* _抜粋本文_:
|---|

ステップS11 後方カメラ画像中に含まれる車両の認識を行う。
ステップS12 車両位置の算出を行う。
ステップS13 判定する車両なしか否かを判断する。判定する車両なしの場合はステップS21に進み、判定する車両ありの場合はステップS14に進む。
ステップS14 登録後方車両との比較を行う。
ステップS15 同一車両ありか否かを判断する。同一車両ありの場合はステップS16に進み、同一車両なしの場合はステップS17に進む。
ステップS16 後方カメラ画像から抽出されて識別された車両を後方車両として再登録する。この場合、時刻、速度ベクトル、ID等が更新される。
ステップS17 登録側方車両との比較を行う。
ステップS18 同一車両ありか否かを判断する。同一車両ありの場合はステップS19に進み、同一車両なしの場合はステップS20に進む。
ステップS19 後方カメラ画像から抽出されて識別された車両と同一の車両が登録側方車両に含まれている場合、当該登録側方車両の車両データを消去し、後方車両として登録変更する。この場合、時刻、速度ベクトル、ID等が登録される。
ステップS20 後方カメラ画像から抽出されて識別された車両を後方車両として新規登録する。この場合、時刻、速度ベクトル、ID等が新規に登録される。
ステップS21 再登録されなかった登録後方車両なしか否かを判断する。再登録されなかった登録後方車両なしの場合は処理を終了し、再登録されなかった登録後方車両ありの場合はステップS22に進む。
ステップS22 登録後方車両の位置が側方に移動したか否かを判断する。登録後方車両の位置が側方に移動した場合はステップS23に進み、登録後方車両の位置が側方に移動していない場合はステップS25に進む。
ステップS23 登録後方車両の車両データを消去し、側方車両として登録変更する。この場合、当該側方車両を識別するためのID等の付帯情報を含む当該側方車両の車両データが新規に登録される。
ステップS24 案内システムをONにして処理を終了する。
ステップS25 登録後方車両の登録を削除して処理を終了する。

|---|

* _元データ_:

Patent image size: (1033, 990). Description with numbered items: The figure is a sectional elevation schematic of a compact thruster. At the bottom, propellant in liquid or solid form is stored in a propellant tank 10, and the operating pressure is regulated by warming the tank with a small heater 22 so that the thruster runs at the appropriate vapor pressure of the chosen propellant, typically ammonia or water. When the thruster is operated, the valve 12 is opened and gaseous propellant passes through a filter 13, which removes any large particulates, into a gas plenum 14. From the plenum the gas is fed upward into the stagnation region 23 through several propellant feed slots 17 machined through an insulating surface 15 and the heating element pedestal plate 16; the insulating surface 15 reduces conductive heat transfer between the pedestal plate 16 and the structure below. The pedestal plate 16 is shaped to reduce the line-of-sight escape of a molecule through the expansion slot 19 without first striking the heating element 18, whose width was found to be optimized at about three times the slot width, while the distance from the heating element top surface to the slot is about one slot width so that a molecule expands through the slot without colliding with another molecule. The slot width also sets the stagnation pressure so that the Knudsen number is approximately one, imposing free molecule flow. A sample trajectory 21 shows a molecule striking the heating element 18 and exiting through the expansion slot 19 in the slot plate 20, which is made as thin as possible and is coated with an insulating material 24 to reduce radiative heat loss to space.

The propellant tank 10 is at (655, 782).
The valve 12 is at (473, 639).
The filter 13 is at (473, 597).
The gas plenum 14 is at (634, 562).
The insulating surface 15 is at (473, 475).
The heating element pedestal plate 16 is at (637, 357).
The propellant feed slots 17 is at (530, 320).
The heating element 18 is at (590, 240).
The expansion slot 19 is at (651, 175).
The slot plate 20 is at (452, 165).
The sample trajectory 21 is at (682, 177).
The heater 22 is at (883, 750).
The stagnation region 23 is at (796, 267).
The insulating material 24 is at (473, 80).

|---|

* _課題 1_:
車両登録処理の説明文のうち、「ステップS20 後方カメラ画」から始まり「ステップS24 案内システムをONにして処理を終了する。」で終わる部分を一字一句変えずに出力してください。
* _課題 2_:
次の(a)〜(c)が車両登録処理の説明文と一致するかどうかを、それぞれ「はい」か「いいえ」で答え、判断の根拠となる本文の語句をそのまま引用してください。
(a) ステップS15で同一車両なしと判断された場合は、ステップS17に進む。
(b) ステップS24では、案内システムをOFFにして処理を終了する。
(c) ステップS25では、登録後方車両を側方車両として登録変更する。
* _課題 3_:
車両登録処理の説明文を、ステップS25の文の後から続けて書いてください。

* _回答 1_:
ステップS20 後方カメラ画像から抽出されて識別された車両を後方車両として新規登録する。この場合、時刻、速度ベクトル、ID等が新規に登録される。
ステップS21 再登録されなかった登録後方車両なしか否かを判断する。再登録されなかった登録後方車両なしの場合は処理を終了し、再登録されなかった登録後方車両ありの場合はステップS22に進む。
ステップS22 登録後方車両の位置が側方に移動したか否かを判断する。登録後方車両の位置が側方に移動した場合はステップS23に進み、登録後方車両の位置が側方に移動していない場合はステップS25に進む。
ステップS23 登録後方車両の車両データを消去し、側方車両として登録変更する。この場合、当該側方車両を識別するためのID等の付帯情報を含む当該側方車両の車両データが新規に登録される。
ステップS24 案内システムをONにして処理を終了する。

* _回答 2_:
(a) はい。「同一車両なしの場合はステップS17に進む」
(b) いいえ。「案内システムをONにして処理を終了する」
(c) いいえ。「登録後方車両の登録を削除して処理を終了する」

* _回答 3_:
【0049】
次に、前方カメラ22による認識処理について説明する。
【0050】
図8は本発明の第1の実施の形態における車両周辺監視装置の前方カメラによる認識処理の動作を示すフローチャートである。
【0051】
本実施の形態において、車両周辺監視装置10は、前方カメラ22による認識処理を所定周期、例えば、10〔msec〕毎に繰り返して行う。まず、車両周辺監視装置10は、前方カメラ22によって撮影され画像、すなわち、前方カメラ画像中に含まれる車両の認識を行う。この場合、画像認識によって前方カメラ画像中に含まれる車両を抽出し、抽出した車両を識別する。具体的には、後方カメラ23による認識処理の場合と同様に、ナンバープレートの画像を対象に画像マッチングを行って識別することが望ましい。
【0052】
続いて、車両周辺監視装置10は車両位置の算出を行う。この場合、後方カメラ23による認識処理の場合と同様の方法によって、自車25から識別した車両までの距離、すなわち、相対距離を求める。
【0053】
続いて、車両周辺監視装置10は判定する車両なしか否かを判断する。この場合、前方カメラ画像から抽出された車両がなかったか否かを判断し、抽出された車両があったとき、すなわち、判定する車両があるときには、登録前方車両との比較を行う。ここで、登録前方車両とは、前方撮影範囲26に存在する前方車両として登録された車両のことであり、複数の場合も、単数の場合も、皆無の場合もある。そして、前方カメラ画像から抽出されて識別された車両を登録前方車両と比較する。具体的には、前方カメラ画像から抽出されて識別された車両のナンバープレートに含まれる数字等の文字と、登録前方車両のナンバープレートに含まれる数字等の文字とを比較する。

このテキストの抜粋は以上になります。